[Stored data]
================================

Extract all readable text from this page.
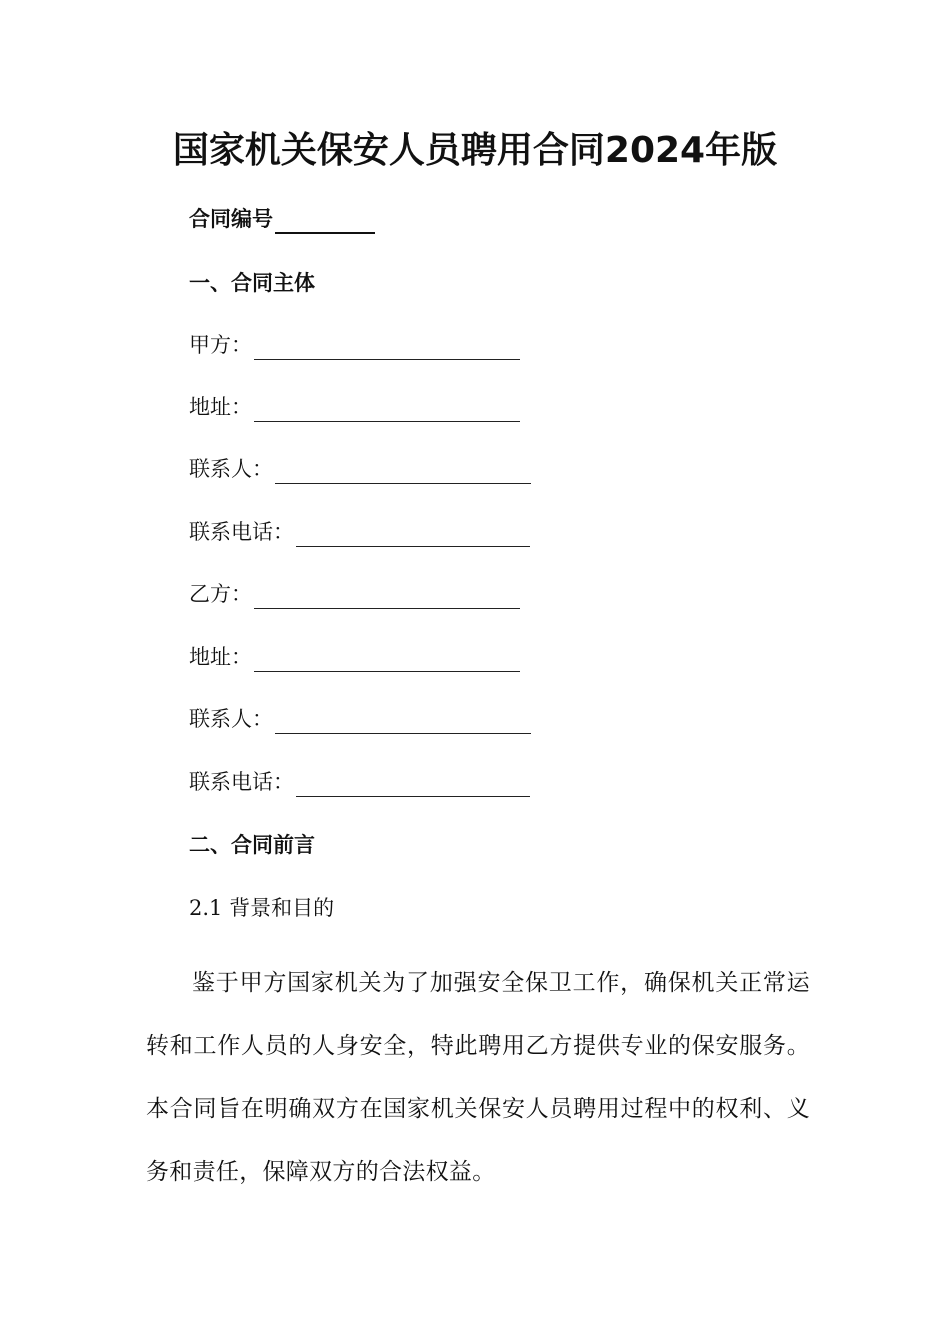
国家机关保安人员聘用合同2024年版
合同编号
一、合同主体
甲方：
地址：
联系人：
联系电话：
乙方：
地址：
联系人：
联系电话：
二、合同前言
2.1 背景和目的
鉴于甲方国家机关为了加强安全保卫工作，确保机关正常运转和工作人员的人身安全，特此聘用乙方提供专业的保安服务。本合同旨在明确双方在国家机关保安人员聘用过程中的权利、义务和责任，保障双方的合法权益。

================================

## Problem details
Restate the data above exactly, stripping out each image.

## The completed task
Extract all readable text from this page.
国家机关保安人员聘用合同2024年版
合同编号
一、合同主体
甲方：
地址：
联系人：
联系电话：
乙方：
地址：
联系人：
联系电话：
二、合同前言
2.1 背景和目的
鉴于甲方国家机关为了加强安全保卫工作，确保机关正常运转和工作人员的人身安全，特此聘用乙方提供专业的保安服务。本合同旨在明确双方在国家机关保安人员聘用过程中的权利、义务和责任，保障双方的合法权益。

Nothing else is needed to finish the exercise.